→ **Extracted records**
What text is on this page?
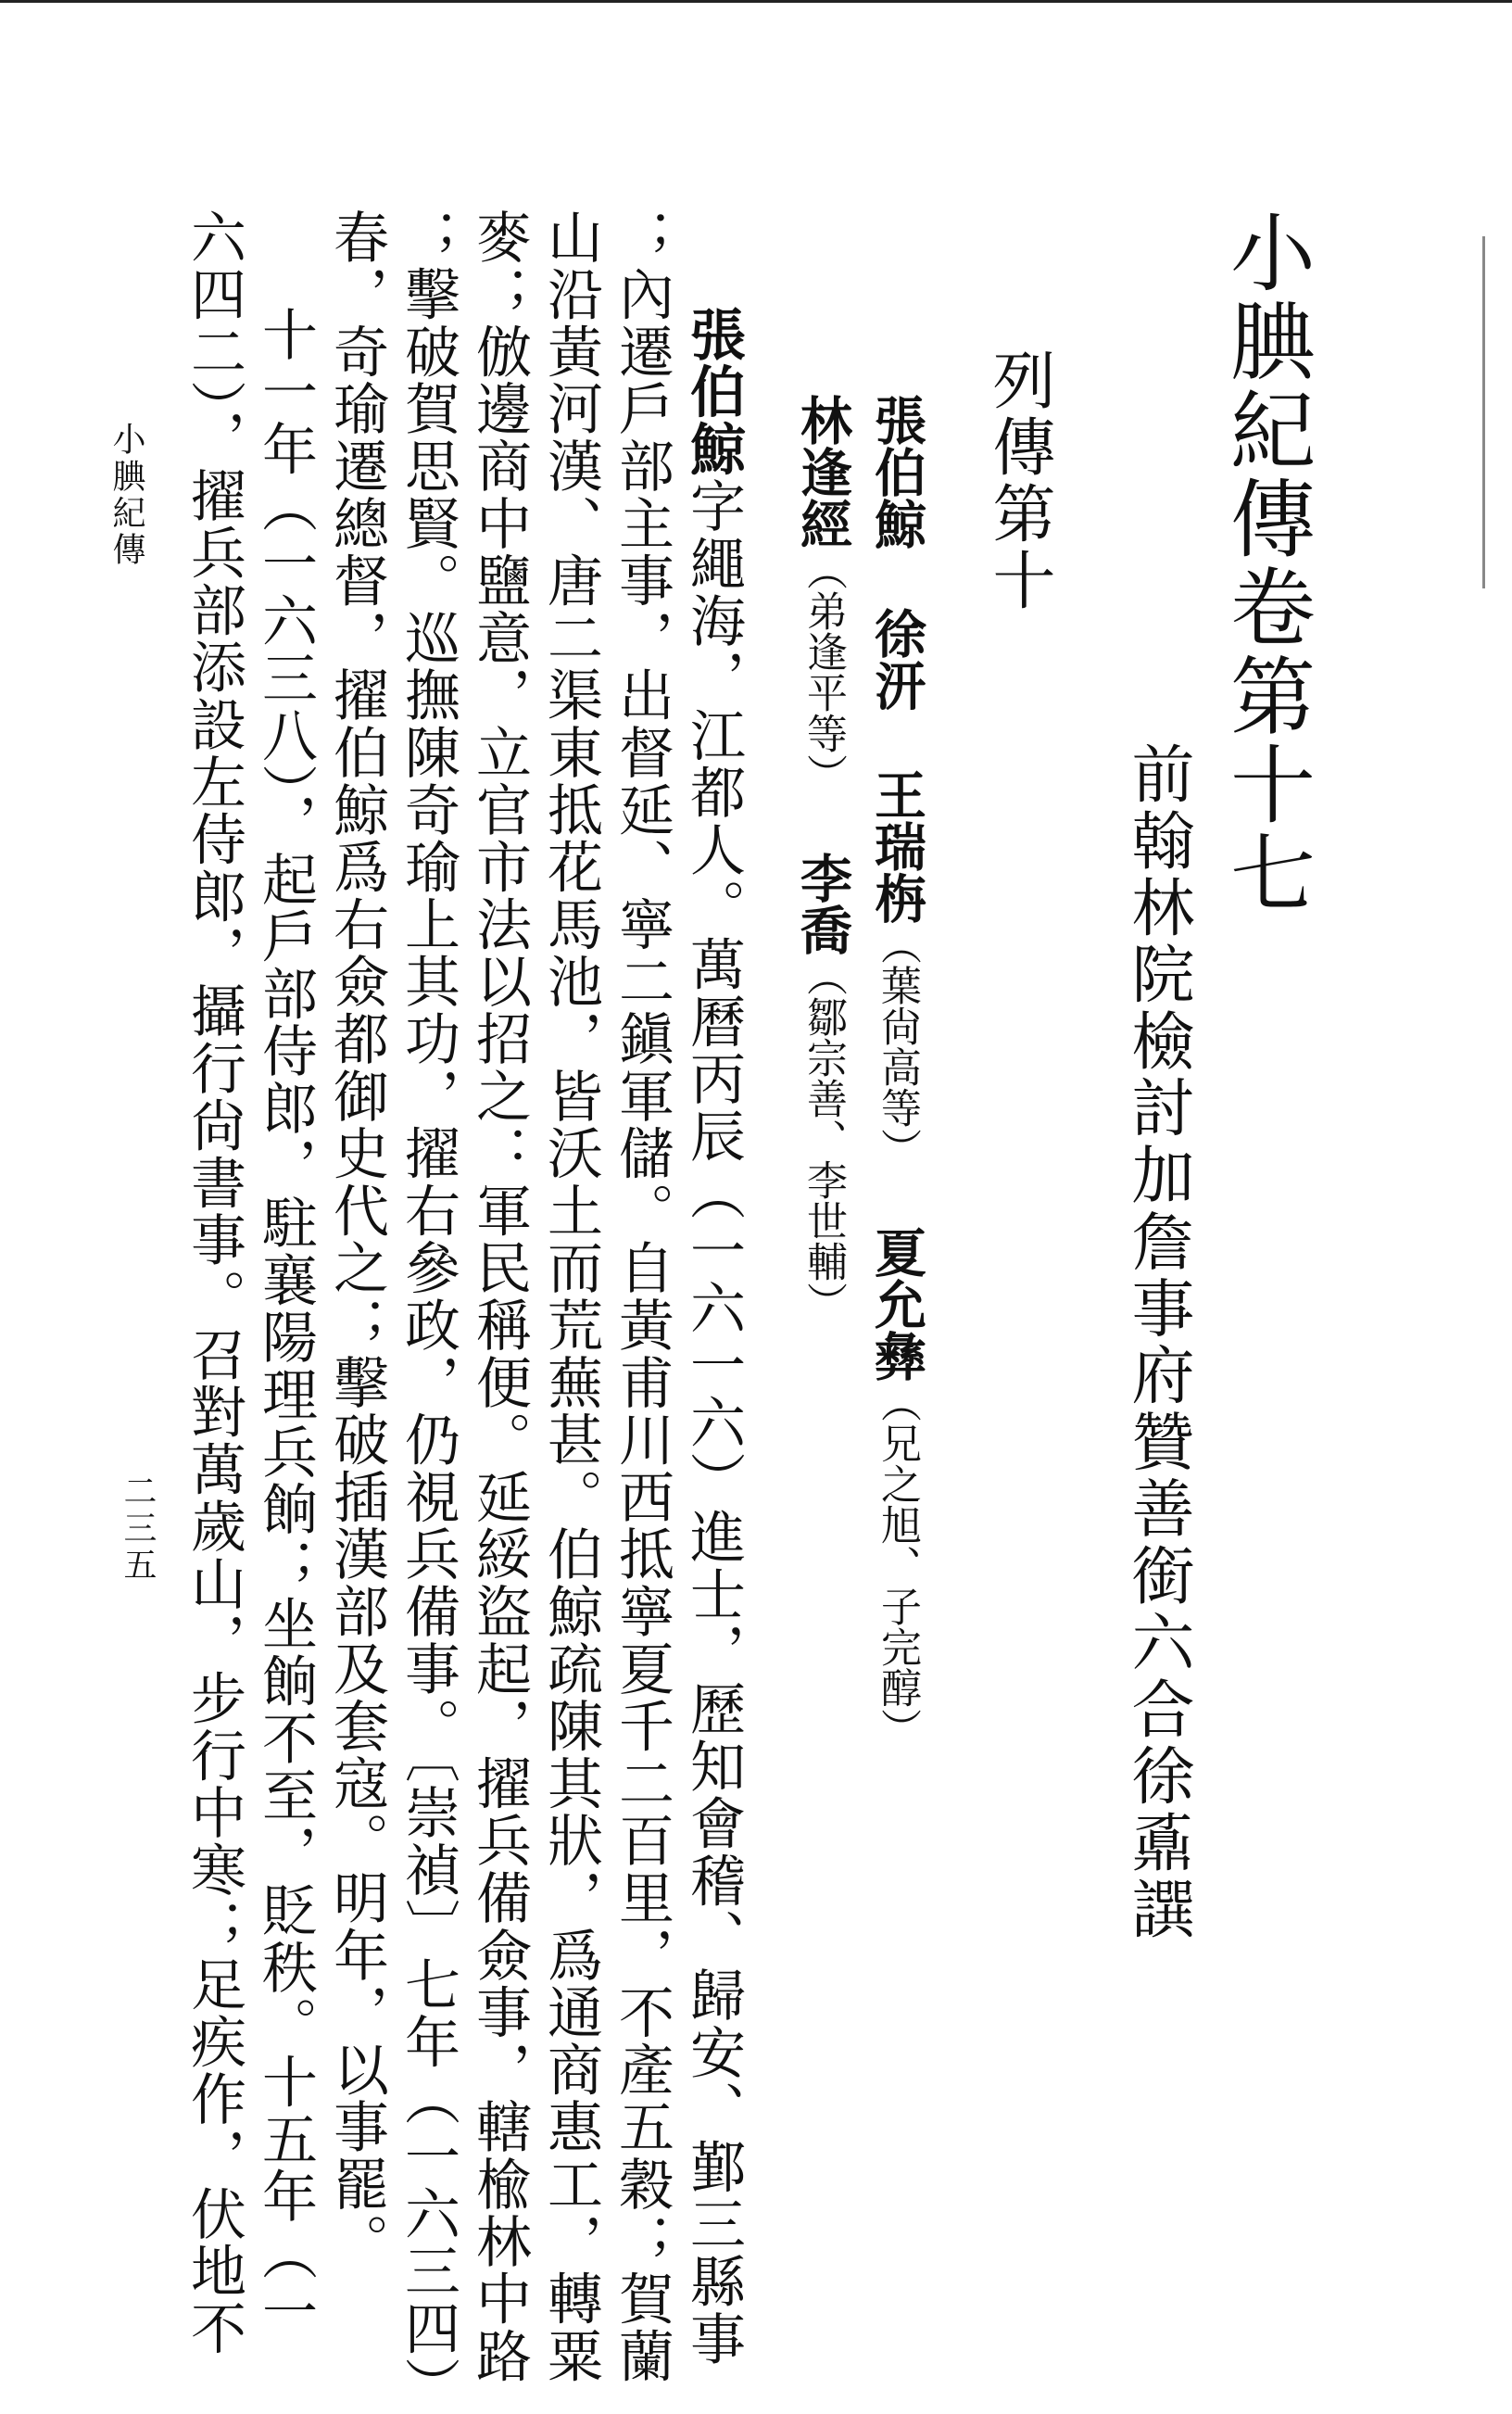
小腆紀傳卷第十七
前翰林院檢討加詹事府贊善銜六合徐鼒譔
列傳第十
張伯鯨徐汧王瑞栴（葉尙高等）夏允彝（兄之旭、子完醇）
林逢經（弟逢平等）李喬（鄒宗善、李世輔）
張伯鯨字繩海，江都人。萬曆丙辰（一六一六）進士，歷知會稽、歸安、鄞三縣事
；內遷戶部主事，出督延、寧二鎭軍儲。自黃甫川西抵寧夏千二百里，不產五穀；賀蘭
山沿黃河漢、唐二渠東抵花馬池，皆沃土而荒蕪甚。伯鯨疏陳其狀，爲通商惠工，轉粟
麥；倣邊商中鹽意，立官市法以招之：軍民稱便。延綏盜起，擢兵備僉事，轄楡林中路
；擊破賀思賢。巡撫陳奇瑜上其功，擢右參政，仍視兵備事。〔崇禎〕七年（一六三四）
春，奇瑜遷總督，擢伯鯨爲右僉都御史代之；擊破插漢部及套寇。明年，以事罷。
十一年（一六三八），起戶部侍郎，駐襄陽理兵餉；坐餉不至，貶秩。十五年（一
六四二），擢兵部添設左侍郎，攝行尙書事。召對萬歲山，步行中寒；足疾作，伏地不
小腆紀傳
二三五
* * *
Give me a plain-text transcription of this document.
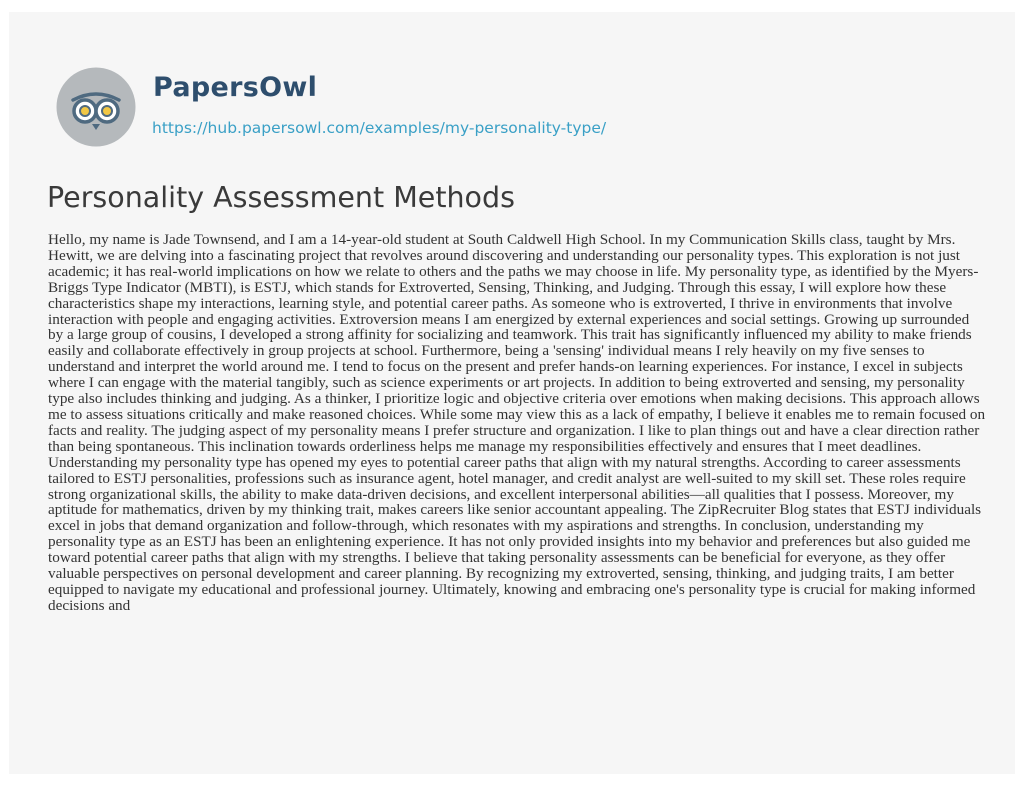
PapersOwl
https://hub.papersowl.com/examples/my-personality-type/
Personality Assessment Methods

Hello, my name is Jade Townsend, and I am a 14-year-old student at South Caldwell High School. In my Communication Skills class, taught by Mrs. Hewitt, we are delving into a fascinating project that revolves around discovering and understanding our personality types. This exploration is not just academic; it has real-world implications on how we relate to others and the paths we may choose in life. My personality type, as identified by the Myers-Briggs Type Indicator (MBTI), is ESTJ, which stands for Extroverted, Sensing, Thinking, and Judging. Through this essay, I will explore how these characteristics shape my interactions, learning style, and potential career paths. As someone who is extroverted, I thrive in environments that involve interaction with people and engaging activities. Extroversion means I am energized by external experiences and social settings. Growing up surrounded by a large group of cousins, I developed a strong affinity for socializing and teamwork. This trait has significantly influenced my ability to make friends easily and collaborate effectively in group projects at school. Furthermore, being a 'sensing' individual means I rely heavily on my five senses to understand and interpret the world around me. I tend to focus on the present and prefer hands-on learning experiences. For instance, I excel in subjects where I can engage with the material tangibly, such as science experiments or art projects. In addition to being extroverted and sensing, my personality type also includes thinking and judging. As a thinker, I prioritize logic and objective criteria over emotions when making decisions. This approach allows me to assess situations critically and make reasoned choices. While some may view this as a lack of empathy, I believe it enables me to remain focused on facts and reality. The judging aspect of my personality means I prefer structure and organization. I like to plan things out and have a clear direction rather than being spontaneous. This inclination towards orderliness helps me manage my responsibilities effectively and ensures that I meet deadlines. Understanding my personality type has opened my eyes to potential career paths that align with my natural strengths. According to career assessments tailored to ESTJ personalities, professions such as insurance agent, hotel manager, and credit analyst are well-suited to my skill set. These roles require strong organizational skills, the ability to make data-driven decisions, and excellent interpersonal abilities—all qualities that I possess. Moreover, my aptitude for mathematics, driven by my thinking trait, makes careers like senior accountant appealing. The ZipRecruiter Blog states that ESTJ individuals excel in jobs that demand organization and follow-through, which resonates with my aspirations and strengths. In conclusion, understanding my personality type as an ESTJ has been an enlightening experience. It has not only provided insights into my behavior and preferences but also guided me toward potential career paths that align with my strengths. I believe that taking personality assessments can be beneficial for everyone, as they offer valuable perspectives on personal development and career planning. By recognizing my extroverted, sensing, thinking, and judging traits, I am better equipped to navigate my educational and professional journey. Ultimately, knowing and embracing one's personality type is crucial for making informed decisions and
--
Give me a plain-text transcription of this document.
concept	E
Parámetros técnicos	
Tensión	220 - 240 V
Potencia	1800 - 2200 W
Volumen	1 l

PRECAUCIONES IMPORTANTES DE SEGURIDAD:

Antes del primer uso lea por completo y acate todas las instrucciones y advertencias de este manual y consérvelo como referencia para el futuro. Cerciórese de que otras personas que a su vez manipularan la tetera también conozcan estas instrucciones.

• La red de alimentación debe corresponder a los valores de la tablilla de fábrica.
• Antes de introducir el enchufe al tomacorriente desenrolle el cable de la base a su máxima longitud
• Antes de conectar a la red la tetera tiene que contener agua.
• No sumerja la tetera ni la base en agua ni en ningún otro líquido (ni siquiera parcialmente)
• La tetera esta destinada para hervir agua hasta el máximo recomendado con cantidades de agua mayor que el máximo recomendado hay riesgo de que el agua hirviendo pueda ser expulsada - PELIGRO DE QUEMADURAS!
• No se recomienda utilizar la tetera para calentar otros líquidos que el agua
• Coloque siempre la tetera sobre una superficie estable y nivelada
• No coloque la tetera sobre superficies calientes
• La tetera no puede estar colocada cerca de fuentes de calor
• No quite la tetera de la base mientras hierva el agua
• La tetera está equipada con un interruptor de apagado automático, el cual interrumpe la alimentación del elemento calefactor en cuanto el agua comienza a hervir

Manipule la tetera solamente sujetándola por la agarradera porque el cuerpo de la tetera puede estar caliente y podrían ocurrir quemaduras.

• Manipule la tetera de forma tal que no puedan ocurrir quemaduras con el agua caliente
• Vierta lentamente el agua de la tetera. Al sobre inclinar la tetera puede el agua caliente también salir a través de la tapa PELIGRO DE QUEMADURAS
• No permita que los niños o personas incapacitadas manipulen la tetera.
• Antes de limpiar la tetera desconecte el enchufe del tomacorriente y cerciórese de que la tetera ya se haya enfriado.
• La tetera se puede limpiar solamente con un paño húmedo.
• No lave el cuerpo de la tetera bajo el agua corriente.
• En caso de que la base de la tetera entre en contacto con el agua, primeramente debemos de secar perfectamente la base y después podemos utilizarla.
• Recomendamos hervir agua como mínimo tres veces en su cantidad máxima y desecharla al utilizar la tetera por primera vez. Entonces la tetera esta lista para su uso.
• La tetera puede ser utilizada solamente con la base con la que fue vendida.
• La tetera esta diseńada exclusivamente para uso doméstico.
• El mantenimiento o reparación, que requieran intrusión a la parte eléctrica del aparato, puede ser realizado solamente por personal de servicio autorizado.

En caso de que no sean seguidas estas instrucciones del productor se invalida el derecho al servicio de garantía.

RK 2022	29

→ **Task to complete**
Copy every single line of the material above that holds "ocurrir".

→ **Task result**
Manipule la tetera solamente sujetándola por la agarradera porque el cuerpo de la tetera puede estar caliente y podrían ocurrir quemaduras.
• Manipule la tetera de forma tal que no puedan ocurrir quemaduras con el agua caliente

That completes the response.